In the machine learning and statistics repository page, which file holds the Iris dataset project?

PAGE EXCERPT.
_____
Machine Learning and Statistics Repository

This repository was created for the Machine Learning and Statistics module, Higher Diploma in Science in Data Analytics at Atlantic Technological University, September to December 2023.
It contains tasks labeled from 1 to 5, addressing distinct analyses related to the Square root, chi-squared testing, t-testing, the Iris data set, Principal Component Analysis, and an independent Iris dataset project.

Requirements

Python 3.11.4 or later
Anaconda
Visual Studio Code
Jupyter Notebooks (detailed below)
Libraries: pandas, matplotlib, scikit-learn (imports detailed in notebook)

How to Use

Clone the Repository:

 git clone https://github.com/nexlanglxm/machine-learning-and-statistics.git

Open the folder with:
- Jupyter Notebook
- Visual Studio Code (with Jupyter support installed)
Navigate to the Specific Task:
- For Tasks: Access the tasks.ipynb file.
- For Iris Dataset Project: Open and explore the project.ipynb file.

Task 1: Square root using Newton's Method

Square roots are difficult to calculate. In Python, you typically use the power operator (a double asterisk) or a package such as math. In this task, you should write a function sqrt(x) to approximate the square root of a floating point number x without using the power operator or a package.
_____
DATASET.

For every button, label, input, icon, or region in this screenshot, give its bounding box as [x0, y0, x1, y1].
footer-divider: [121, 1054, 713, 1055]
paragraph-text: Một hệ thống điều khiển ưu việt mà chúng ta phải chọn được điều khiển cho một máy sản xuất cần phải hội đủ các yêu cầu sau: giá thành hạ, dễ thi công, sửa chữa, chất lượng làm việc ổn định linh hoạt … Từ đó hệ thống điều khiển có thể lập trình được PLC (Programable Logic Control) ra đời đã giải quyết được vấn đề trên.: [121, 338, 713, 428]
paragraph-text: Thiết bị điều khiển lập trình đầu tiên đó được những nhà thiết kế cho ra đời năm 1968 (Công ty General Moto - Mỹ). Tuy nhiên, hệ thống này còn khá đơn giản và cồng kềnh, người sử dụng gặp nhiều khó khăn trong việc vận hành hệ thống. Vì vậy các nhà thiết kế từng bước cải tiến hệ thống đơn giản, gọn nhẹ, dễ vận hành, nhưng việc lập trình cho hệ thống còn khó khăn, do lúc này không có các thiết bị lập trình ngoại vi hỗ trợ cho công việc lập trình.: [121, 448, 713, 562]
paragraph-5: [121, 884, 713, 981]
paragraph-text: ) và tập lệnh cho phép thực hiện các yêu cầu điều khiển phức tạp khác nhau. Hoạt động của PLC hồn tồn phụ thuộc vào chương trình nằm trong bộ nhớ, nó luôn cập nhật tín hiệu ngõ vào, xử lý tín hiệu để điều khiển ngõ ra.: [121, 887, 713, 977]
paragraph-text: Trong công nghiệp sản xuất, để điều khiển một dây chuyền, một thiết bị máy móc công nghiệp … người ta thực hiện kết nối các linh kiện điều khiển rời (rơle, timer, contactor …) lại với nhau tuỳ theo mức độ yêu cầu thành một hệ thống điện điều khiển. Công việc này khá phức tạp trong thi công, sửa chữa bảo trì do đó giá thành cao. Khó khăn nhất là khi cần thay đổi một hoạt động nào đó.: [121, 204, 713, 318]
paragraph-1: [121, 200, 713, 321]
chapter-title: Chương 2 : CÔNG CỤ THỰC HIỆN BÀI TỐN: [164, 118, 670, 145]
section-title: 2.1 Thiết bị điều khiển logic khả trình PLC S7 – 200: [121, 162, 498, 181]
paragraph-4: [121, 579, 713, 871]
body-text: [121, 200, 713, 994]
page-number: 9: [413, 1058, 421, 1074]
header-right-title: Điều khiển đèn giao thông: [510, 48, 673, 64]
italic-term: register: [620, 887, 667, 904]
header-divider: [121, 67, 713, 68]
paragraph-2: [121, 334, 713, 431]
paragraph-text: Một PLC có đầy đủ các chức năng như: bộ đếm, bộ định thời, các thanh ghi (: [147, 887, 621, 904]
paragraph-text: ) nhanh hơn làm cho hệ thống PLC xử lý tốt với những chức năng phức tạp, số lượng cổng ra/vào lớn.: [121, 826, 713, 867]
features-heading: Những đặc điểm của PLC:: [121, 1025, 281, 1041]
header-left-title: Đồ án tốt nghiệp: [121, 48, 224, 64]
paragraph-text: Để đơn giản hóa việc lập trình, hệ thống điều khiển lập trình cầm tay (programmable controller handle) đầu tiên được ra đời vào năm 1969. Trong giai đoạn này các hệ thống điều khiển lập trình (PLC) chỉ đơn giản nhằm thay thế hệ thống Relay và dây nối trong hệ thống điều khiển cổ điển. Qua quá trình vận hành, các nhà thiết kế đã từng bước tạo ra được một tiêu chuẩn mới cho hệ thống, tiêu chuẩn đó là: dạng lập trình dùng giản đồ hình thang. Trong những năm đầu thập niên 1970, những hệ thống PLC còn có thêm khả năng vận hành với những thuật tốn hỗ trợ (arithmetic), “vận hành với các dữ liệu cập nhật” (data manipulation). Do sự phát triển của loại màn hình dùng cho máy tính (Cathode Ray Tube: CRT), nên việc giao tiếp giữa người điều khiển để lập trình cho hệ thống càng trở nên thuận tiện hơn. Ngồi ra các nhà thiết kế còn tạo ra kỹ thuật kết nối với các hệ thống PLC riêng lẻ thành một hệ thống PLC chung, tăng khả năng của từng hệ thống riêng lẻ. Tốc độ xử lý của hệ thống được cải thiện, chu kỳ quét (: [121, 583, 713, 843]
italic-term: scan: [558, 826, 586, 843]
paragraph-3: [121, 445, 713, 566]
_____
RESPONSE TO THIS TASK. The project.ipynb file.